• **What needs to be done**: Extract, from the records beneath this instruction, each line that contains the word "教师资格认定申请表".

• **Data lines**:
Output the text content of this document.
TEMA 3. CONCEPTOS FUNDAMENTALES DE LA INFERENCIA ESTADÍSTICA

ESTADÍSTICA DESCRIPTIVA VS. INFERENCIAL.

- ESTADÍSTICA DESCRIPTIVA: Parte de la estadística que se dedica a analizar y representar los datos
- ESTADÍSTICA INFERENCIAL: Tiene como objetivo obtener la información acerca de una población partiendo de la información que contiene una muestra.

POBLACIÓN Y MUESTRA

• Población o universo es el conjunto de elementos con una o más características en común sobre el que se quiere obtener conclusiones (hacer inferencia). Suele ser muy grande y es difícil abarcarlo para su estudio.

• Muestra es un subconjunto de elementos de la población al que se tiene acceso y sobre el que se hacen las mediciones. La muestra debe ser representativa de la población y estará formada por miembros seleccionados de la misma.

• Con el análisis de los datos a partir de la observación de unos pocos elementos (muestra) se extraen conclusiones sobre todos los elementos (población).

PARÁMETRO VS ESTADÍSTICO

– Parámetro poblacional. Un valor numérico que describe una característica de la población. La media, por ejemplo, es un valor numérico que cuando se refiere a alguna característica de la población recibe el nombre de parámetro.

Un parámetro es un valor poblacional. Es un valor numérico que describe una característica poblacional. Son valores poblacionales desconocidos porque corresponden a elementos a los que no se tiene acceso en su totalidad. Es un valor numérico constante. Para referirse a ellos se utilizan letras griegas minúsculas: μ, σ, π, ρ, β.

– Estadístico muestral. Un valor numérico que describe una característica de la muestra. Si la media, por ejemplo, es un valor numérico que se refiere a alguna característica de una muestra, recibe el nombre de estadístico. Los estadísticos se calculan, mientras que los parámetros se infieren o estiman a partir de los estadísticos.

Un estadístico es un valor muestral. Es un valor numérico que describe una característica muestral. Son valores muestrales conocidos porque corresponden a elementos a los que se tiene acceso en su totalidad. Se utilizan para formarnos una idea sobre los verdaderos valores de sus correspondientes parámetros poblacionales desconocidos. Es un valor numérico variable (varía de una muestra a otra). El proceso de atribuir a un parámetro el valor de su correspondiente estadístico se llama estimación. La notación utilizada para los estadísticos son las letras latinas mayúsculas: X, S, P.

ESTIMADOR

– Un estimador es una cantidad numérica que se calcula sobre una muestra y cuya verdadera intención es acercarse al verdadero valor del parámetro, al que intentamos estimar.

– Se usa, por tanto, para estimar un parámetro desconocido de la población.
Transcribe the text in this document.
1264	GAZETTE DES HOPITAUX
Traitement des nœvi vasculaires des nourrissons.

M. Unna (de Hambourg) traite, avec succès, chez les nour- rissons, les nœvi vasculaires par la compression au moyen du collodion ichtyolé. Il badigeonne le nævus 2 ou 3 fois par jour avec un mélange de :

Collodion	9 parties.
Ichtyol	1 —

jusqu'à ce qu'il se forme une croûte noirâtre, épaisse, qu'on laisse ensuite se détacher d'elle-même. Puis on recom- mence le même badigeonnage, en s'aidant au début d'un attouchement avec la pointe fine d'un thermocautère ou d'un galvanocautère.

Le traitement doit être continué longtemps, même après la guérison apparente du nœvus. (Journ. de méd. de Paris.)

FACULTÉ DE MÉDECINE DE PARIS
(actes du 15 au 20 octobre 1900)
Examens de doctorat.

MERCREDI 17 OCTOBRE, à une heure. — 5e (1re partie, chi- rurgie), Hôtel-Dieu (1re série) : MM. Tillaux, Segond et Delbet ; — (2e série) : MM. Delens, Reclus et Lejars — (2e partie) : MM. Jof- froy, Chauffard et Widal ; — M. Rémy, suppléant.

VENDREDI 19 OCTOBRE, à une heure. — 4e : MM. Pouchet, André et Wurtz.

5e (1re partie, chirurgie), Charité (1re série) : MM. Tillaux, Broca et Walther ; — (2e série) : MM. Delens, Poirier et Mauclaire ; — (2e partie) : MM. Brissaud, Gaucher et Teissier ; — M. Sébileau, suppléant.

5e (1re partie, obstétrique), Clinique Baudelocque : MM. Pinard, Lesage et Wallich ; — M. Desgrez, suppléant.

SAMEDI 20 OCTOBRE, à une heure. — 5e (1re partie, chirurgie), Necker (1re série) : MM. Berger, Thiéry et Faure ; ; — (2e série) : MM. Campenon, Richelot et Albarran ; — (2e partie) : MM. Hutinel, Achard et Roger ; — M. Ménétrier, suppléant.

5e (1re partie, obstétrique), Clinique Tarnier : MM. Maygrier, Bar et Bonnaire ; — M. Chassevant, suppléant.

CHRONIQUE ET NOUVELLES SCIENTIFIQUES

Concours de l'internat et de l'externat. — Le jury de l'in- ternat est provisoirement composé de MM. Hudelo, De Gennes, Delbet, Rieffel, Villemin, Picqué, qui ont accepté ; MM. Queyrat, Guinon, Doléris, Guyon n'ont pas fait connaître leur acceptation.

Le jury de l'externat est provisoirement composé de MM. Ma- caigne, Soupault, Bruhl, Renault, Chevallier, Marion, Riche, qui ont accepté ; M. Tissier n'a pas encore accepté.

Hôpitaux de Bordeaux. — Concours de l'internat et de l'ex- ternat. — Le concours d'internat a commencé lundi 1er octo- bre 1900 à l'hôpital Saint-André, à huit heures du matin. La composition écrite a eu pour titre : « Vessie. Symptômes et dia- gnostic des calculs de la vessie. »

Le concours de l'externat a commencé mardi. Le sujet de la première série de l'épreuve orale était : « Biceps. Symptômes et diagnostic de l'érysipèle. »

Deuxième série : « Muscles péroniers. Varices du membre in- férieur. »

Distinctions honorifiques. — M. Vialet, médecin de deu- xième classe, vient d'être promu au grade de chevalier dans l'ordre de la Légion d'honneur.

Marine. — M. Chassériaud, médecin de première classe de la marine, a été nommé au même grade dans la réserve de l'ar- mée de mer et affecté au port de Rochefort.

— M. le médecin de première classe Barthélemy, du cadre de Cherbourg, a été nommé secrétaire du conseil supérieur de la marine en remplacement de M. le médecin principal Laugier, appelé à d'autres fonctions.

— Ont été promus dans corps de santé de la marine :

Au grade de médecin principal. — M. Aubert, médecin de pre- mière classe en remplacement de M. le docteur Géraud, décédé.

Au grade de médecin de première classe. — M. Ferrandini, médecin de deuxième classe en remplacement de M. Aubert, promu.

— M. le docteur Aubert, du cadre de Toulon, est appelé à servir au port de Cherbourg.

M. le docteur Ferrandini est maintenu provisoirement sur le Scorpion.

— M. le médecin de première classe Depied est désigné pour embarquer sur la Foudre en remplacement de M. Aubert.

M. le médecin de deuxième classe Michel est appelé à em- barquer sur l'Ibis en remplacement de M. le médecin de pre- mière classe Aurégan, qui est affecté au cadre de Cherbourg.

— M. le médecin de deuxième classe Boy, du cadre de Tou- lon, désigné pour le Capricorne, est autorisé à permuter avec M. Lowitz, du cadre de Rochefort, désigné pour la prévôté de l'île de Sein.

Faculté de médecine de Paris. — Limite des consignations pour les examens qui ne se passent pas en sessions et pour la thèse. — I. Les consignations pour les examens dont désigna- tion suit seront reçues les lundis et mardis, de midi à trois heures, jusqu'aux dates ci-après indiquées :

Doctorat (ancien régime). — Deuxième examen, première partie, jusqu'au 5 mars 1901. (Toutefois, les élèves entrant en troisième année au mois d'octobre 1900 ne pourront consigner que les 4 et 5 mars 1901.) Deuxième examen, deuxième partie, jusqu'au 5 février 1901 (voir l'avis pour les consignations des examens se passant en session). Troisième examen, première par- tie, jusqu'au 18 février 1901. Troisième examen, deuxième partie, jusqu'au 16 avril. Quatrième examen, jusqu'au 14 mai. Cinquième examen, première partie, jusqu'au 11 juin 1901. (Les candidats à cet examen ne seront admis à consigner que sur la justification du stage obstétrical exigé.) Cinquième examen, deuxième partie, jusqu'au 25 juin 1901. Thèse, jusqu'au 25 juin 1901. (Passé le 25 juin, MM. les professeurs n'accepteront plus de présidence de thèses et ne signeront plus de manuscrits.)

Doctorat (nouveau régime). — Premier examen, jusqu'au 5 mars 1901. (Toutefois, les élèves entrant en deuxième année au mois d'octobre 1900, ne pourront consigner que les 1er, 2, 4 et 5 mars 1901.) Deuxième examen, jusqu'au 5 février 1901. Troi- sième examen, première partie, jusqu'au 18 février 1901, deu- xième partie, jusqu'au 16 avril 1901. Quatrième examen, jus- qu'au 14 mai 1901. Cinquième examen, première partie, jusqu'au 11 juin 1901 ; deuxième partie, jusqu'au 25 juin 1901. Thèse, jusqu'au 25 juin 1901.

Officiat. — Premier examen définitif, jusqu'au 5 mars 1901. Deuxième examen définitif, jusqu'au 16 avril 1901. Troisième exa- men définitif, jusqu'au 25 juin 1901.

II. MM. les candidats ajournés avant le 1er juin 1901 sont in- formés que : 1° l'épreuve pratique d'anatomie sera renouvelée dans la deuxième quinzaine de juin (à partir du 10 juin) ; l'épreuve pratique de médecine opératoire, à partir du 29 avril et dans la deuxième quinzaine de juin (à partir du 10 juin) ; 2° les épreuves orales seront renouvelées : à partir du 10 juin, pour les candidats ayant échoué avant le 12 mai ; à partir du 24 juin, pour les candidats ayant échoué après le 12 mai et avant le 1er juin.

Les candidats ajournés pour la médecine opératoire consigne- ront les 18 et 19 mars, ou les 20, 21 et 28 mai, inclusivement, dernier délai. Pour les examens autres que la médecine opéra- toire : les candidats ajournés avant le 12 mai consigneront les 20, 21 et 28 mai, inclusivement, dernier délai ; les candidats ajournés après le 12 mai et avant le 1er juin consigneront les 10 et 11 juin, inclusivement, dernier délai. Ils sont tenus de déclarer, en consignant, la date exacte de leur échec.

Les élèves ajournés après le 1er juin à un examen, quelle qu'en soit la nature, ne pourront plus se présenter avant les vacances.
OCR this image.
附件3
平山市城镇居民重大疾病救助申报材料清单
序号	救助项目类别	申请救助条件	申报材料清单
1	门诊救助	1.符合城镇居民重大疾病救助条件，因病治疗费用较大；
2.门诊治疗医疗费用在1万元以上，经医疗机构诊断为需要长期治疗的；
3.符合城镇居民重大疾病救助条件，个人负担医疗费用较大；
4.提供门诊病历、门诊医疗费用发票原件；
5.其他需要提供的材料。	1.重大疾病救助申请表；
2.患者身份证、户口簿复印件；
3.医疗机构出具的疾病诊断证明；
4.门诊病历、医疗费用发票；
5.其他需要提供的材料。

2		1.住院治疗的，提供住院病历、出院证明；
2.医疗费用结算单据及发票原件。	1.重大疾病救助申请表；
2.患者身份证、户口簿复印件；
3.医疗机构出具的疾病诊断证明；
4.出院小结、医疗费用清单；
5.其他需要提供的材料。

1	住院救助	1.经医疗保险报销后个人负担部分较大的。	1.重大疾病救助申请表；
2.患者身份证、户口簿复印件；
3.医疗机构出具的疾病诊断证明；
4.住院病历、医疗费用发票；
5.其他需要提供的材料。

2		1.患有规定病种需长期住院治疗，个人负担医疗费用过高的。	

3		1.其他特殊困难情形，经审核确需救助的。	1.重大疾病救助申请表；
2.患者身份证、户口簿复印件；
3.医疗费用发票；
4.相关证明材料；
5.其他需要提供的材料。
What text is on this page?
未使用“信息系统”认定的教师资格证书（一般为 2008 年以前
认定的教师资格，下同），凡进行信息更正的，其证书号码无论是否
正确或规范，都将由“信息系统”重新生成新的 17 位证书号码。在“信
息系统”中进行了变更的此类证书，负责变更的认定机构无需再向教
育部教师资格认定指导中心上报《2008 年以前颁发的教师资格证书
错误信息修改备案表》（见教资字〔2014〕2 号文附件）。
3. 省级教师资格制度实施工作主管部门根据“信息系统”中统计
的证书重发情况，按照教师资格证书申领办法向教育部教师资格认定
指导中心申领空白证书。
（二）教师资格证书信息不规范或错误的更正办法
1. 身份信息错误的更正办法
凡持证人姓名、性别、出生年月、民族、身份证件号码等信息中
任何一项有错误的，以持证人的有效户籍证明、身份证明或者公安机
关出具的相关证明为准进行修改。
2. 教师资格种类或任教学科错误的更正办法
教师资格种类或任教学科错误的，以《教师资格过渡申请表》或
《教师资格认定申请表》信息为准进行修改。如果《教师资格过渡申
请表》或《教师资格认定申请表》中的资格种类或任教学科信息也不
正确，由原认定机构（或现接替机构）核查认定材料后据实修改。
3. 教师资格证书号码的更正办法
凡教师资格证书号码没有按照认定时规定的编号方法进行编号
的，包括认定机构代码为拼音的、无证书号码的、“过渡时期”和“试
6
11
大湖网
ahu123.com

• **Solution for this exercise**:
《教师资格认定申请表》信息为准进行修改。如果《教师资格过渡申
请表》或《教师资格认定申请表》中的资格种类或任教学科信息也不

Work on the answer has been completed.